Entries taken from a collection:
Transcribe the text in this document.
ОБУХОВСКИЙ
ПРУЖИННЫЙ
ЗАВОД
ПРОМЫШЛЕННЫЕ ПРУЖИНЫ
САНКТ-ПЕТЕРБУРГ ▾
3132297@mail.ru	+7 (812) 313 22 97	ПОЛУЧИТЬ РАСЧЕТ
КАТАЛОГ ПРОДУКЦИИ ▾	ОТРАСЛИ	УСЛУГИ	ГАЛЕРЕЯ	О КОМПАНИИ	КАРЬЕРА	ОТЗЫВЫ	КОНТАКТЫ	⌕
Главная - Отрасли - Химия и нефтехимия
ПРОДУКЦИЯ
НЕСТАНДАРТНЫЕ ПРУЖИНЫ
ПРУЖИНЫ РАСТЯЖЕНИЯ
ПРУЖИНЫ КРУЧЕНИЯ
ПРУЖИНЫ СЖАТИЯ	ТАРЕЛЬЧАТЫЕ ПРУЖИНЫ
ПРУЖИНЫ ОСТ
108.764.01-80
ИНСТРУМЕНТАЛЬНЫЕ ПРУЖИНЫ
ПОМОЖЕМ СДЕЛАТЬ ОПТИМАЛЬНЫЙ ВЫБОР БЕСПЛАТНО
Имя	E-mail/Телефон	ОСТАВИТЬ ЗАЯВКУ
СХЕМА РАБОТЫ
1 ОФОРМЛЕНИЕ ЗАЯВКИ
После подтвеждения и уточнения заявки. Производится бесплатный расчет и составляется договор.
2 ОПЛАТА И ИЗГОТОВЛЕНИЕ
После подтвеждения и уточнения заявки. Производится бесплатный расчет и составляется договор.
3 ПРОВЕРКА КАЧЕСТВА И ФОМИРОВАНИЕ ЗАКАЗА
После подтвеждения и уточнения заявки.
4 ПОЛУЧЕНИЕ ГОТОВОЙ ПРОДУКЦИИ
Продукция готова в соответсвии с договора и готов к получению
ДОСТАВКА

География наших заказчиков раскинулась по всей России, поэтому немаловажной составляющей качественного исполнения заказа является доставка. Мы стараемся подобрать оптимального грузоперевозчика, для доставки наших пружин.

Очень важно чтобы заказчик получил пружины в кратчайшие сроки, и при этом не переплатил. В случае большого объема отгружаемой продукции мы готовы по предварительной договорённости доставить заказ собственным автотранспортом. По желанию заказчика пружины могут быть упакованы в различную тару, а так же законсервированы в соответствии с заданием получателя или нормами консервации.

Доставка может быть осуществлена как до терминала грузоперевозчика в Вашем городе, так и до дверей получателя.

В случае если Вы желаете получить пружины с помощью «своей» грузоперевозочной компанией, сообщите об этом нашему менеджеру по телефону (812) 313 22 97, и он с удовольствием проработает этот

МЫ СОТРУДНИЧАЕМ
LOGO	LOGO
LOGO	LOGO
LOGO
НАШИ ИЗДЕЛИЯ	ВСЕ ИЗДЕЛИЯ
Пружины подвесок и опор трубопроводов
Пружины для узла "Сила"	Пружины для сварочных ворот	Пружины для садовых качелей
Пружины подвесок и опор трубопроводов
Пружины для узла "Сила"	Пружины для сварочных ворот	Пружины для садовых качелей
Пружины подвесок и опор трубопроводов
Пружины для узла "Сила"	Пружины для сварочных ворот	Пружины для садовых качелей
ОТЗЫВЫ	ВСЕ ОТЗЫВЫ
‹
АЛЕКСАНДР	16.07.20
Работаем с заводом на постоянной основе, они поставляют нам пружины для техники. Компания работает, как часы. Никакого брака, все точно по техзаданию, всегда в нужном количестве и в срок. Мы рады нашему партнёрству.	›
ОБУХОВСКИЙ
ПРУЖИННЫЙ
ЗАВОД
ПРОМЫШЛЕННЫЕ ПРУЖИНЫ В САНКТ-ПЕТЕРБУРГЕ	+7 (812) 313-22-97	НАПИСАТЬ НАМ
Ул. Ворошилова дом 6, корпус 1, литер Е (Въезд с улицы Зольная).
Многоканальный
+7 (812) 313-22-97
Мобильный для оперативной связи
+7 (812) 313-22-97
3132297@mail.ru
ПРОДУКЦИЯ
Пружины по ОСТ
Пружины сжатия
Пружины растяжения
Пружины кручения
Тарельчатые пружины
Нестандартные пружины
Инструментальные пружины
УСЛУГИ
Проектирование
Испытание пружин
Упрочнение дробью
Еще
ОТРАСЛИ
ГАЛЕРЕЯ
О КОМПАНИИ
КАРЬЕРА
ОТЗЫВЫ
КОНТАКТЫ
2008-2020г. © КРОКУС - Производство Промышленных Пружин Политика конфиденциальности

Written request: Quote every line of the data, word for word.

Exercise answer:
Transcribe the text in this document.
ОБУХОВСКИЙ
ПРУЖИННЫЙ
ЗАВОД
ПРОМЫШЛЕННЫЕ ПРУЖИНЫ
САНКТ-ПЕТЕРБУРГ ▾
3132297@mail.ru	+7 (812) 313 22 97	ПОЛУЧИТЬ РАСЧЕТ
КАТАЛОГ ПРОДУКЦИИ ▾	ОТРАСЛИ	УСЛУГИ	ГАЛЕРЕЯ	О КОМПАНИИ	КАРЬЕРА	ОТЗЫВЫ	КОНТАКТЫ	⌕
Главная - Отрасли - Химия и нефтехимия
ПРОДУКЦИЯ
НЕСТАНДАРТНЫЕ ПРУЖИНЫ
ПРУЖИНЫ РАСТЯЖЕНИЯ
ПРУЖИНЫ КРУЧЕНИЯ
ПРУЖИНЫ СЖАТИЯ	ТАРЕЛЬЧАТЫЕ ПРУЖИНЫ
ПРУЖИНЫ ОСТ
108.764.01-80
ИНСТРУМЕНТАЛЬНЫЕ ПРУЖИНЫ
ПОМОЖЕМ СДЕЛАТЬ ОПТИМАЛЬНЫЙ ВЫБОР БЕСПЛАТНО
Имя	E-mail/Телефон	ОСТАВИТЬ ЗАЯВКУ
СХЕМА РАБОТЫ
1 ОФОРМЛЕНИЕ ЗАЯВКИ
После подтвеждения и уточнения заявки. Производится бесплатный расчет и составляется договор.
2 ОПЛАТА И ИЗГОТОВЛЕНИЕ
После подтвеждения и уточнения заявки. Производится бесплатный расчет и составляется договор.
3 ПРОВЕРКА КАЧЕСТВА И ФОМИРОВАНИЕ ЗАКАЗА
После подтвеждения и уточнения заявки.
4 ПОЛУЧЕНИЕ ГОТОВОЙ ПРОДУКЦИИ
Продукция готова в соответсвии с договора и готов к получению
ДОСТАВКА

География наших заказчиков раскинулась по всей России, поэтому немаловажной составляющей качественного исполнения заказа является доставка. Мы стараемся подобрать оптимального грузоперевозчика, для доставки наших пружин.

Очень важно чтобы заказчик получил пружины в кратчайшие сроки, и при этом не переплатил. В случае большого объема отгружаемой продукции мы готовы по предварительной договорённости доставить заказ собственным автотранспортом. По желанию заказчика пружины могут быть упакованы в различную тару, а так же законсервированы в соответствии с заданием получателя или нормами консервации.

Доставка может быть осуществлена как до терминала грузоперевозчика в Вашем городе, так и до дверей получателя.

В случае если Вы желаете получить пружины с помощью «своей» грузоперевозочной компанией, сообщите об этом нашему менеджеру по телефону (812) 313 22 97, и он с удовольствием проработает этот

МЫ СОТРУДНИЧАЕМ
LOGO	LOGO
LOGO	LOGO
LOGO
НАШИ ИЗДЕЛИЯ	ВСЕ ИЗДЕЛИЯ
Пружины подвесок и опор трубопроводов
Пружины для узла "Сила"	Пружины для сварочных ворот	Пружины для садовых качелей
Пружины подвесок и опор трубопроводов
Пружины для узла "Сила"	Пружины для сварочных ворот	Пружины для садовых качелей
Пружины подвесок и опор трубопроводов
Пружины для узла "Сила"	Пружины для сварочных ворот	Пружины для садовых качелей
ОТЗЫВЫ	ВСЕ ОТЗЫВЫ
‹
АЛЕКСАНДР	16.07.20
Работаем с заводом на постоянной основе, они поставляют нам пружины для техники. Компания работает, как часы. Никакого брака, все точно по техзаданию, всегда в нужном количестве и в срок. Мы рады нашему партнёрству.	›
ОБУХОВСКИЙ
ПРУЖИННЫЙ
ЗАВОД
ПРОМЫШЛЕННЫЕ ПРУЖИНЫ В САНКТ-ПЕТЕРБУРГЕ	+7 (812) 313-22-97	НАПИСАТЬ НАМ
Ул. Ворошилова дом 6, корпус 1, литер Е (Въезд с улицы Зольная).
Многоканальный
+7 (812) 313-22-97
Мобильный для оперативной связи
+7 (812) 313-22-97
3132297@mail.ru
ПРОДУКЦИЯ
Пружины по ОСТ
Пружины сжатия
Пружины растяжения
Пружины кручения
Тарельчатые пружины
Нестандартные пружины
Инструментальные пружины
УСЛУГИ
Проектирование
Испытание пружин
Упрочнение дробью
Еще
ОТРАСЛИ
ГАЛЕРЕЯ
О КОМПАНИИ
КАРЬЕРА
ОТЗЫВЫ
КОНТАКТЫ
2008-2020г. © КРОКУС - Производство Промышленных Пружин Политика конфиденциальности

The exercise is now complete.